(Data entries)
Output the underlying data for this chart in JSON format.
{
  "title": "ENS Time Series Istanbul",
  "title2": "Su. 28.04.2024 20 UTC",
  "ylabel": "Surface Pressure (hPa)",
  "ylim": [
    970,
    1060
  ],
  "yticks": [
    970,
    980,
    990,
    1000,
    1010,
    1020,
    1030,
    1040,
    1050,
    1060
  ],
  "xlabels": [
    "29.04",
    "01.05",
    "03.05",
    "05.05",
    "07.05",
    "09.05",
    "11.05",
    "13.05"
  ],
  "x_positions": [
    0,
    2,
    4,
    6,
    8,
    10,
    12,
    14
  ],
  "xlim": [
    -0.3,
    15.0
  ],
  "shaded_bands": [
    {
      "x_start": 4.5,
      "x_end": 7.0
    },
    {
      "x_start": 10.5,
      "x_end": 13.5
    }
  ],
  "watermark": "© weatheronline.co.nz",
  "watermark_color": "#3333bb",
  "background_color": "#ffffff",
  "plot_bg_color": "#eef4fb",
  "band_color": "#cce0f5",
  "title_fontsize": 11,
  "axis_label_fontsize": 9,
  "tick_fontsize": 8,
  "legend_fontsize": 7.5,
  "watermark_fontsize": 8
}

> **What you should do**:
Go back to the listing above and please repeat it exactly.

> **Expected answer**:
Output the underlying data for this chart in JSON format.
{
  "title": "ENS Time Series Istanbul",
  "title2": "Su. 28.04.2024 20 UTC",
  "ylabel": "Surface Pressure (hPa)",
  "ylim": [
    970,
    1060
  ],
  "yticks": [
    970,
    980,
    990,
    1000,
    1010,
    1020,
    1030,
    1040,
    1050,
    1060
  ],
  "xlabels": [
    "29.04",
    "01.05",
    "03.05",
    "05.05",
    "07.05",
    "09.05",
    "11.05",
    "13.05"
  ],
  "x_positions": [
    0,
    2,
    4,
    6,
    8,
    10,
    12,
    14
  ],
  "xlim": [
    -0.3,
    15.0
  ],
  "shaded_bands": [
    {
      "x_start": 4.5,
      "x_end": 7.0
    },
    {
      "x_start": 10.5,
      "x_end": 13.5
    }
  ],
  "watermark": "© weatheronline.co.nz",
  "watermark_color": "#3333bb",
  "background_color": "#ffffff",
  "plot_bg_color": "#eef4fb",
  "band_color": "#cce0f5",
  "title_fontsize": 11,
  "axis_label_fontsize": 9,
  "tick_fontsize": 8,
  "legend_fontsize": 7.5,
  "watermark_fontsize": 8
}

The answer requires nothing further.